CHALLENGE
Extract the records below word for word and ignore the images.

[Dataset items]
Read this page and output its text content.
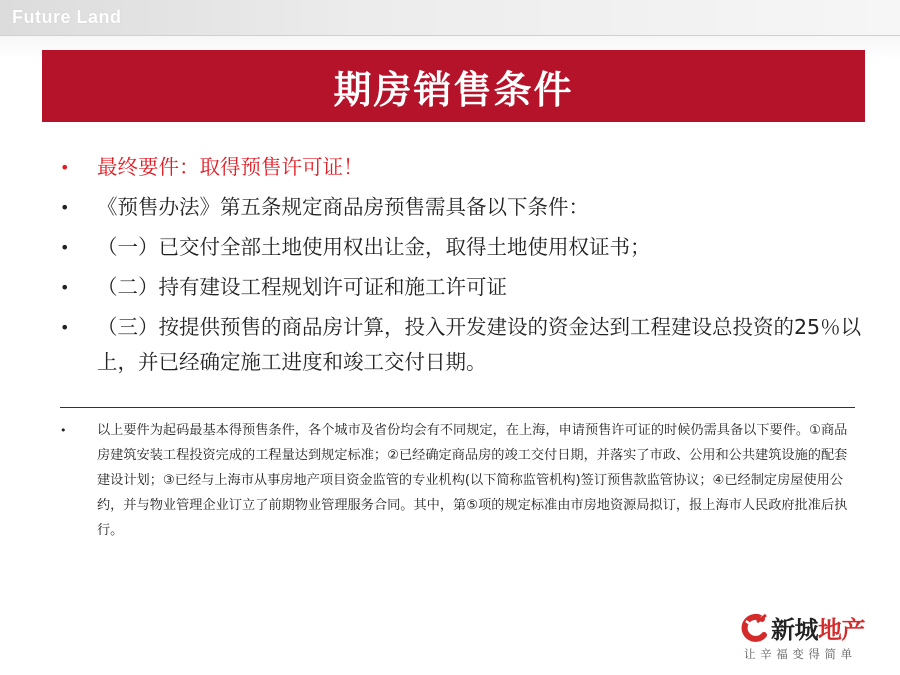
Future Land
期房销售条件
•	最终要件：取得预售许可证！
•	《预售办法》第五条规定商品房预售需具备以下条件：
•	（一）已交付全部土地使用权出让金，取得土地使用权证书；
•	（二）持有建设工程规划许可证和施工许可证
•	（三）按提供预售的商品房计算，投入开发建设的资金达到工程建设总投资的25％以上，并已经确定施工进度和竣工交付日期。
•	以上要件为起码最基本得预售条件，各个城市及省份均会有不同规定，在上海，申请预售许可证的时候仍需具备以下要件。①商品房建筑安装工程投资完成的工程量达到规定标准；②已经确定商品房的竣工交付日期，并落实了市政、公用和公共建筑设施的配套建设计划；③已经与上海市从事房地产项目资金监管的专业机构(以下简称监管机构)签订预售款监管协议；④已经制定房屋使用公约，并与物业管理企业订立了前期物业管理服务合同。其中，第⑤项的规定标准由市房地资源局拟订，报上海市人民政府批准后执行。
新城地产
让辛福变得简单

COMPLETE RESPONSE
Read this page and output its text content.
Future Land
期房销售条件
•	最终要件：取得预售许可证！
•	《预售办法》第五条规定商品房预售需具备以下条件：
•	（一）已交付全部土地使用权出让金，取得土地使用权证书；
•	（二）持有建设工程规划许可证和施工许可证
•	（三）按提供预售的商品房计算，投入开发建设的资金达到工程建设总投资的25％以上，并已经确定施工进度和竣工交付日期。
•	以上要件为起码最基本得预售条件，各个城市及省份均会有不同规定，在上海，申请预售许可证的时候仍需具备以下要件。①商品房建筑安装工程投资完成的工程量达到规定标准；②已经确定商品房的竣工交付日期，并落实了市政、公用和公共建筑设施的配套建设计划；③已经与上海市从事房地产项目资金监管的专业机构(以下简称监管机构)签订预售款监管协议；④已经制定房屋使用公约，并与物业管理企业订立了前期物业管理服务合同。其中，第⑤项的规定标准由市房地资源局拟订，报上海市人民政府批准后执行。
新城地产
让辛福变得简单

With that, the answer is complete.